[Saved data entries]
>> Begin

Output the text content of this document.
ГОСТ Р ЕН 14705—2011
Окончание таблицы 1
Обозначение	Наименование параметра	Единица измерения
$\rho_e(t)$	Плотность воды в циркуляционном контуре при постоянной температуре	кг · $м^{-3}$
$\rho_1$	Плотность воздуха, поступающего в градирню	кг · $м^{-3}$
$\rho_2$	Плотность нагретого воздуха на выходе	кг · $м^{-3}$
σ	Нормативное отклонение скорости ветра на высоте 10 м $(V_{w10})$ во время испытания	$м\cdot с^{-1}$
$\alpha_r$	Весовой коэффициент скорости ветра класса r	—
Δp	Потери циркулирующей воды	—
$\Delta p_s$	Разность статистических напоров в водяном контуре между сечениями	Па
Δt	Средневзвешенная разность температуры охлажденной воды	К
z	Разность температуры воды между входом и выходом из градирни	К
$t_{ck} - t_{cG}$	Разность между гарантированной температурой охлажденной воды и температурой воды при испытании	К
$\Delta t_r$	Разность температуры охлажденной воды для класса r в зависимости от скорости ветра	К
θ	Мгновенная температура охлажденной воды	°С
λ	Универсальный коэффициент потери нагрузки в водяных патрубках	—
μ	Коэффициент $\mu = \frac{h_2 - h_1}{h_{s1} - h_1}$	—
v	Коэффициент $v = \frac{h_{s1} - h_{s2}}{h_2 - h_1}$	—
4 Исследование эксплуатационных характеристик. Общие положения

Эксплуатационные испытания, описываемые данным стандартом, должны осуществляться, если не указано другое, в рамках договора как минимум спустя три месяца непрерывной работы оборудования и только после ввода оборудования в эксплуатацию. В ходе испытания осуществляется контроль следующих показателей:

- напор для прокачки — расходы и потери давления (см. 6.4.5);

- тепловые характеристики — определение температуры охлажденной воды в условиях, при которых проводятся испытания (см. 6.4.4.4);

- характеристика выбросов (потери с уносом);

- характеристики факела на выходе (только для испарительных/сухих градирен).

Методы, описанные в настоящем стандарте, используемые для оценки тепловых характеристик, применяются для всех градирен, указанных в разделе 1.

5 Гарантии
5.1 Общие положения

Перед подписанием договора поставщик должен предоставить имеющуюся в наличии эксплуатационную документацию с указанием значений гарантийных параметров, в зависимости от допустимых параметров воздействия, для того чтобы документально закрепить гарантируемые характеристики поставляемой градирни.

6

>> End

Take the entries above and transcribe them exactly.

◆ **In response**:
Output the text content of this document.
ГОСТ Р ЕН 14705—2011
Окончание таблицы 1
Обозначение	Наименование параметра	Единица измерения
$\rho_e(t)$	Плотность воды в циркуляционном контуре при постоянной температуре	кг · $м^{-3}$
$\rho_1$	Плотность воздуха, поступающего в градирню	кг · $м^{-3}$
$\rho_2$	Плотность нагретого воздуха на выходе	кг · $м^{-3}$
σ	Нормативное отклонение скорости ветра на высоте 10 м $(V_{w10})$ во время испытания	$м\cdot с^{-1}$
$\alpha_r$	Весовой коэффициент скорости ветра класса r	—
Δp	Потери циркулирующей воды	—
$\Delta p_s$	Разность статистических напоров в водяном контуре между сечениями	Па
Δt	Средневзвешенная разность температуры охлажденной воды	К
z	Разность температуры воды между входом и выходом из градирни	К
$t_{ck} - t_{cG}$	Разность между гарантированной температурой охлажденной воды и температурой воды при испытании	К
$\Delta t_r$	Разность температуры охлажденной воды для класса r в зависимости от скорости ветра	К
θ	Мгновенная температура охлажденной воды	°С
λ	Универсальный коэффициент потери нагрузки в водяных патрубках	—
μ	Коэффициент $\mu = \frac{h_2 - h_1}{h_{s1} - h_1}$	—
v	Коэффициент $v = \frac{h_{s1} - h_{s2}}{h_2 - h_1}$	—
4 Исследование эксплуатационных характеристик. Общие положения

Эксплуатационные испытания, описываемые данным стандартом, должны осуществляться, если не указано другое, в рамках договора как минимум спустя три месяца непрерывной работы оборудования и только после ввода оборудования в эксплуатацию. В ходе испытания осуществляется контроль следующих показателей:

- напор для прокачки — расходы и потери давления (см. 6.4.5);

- тепловые характеристики — определение температуры охлажденной воды в условиях, при которых проводятся испытания (см. 6.4.4.4);

- характеристика выбросов (потери с уносом);

- характеристики факела на выходе (только для испарительных/сухих градирен).

Методы, описанные в настоящем стандарте, используемые для оценки тепловых характеристик, применяются для всех градирен, указанных в разделе 1.

5 Гарантии
5.1 Общие положения

Перед подписанием договора поставщик должен предоставить имеющуюся в наличии эксплуатационную документацию с указанием значений гарантийных параметров, в зависимости от допустимых параметров воздействия, для того чтобы документально закрепить гарантируемые характеристики поставляемой градирни.

6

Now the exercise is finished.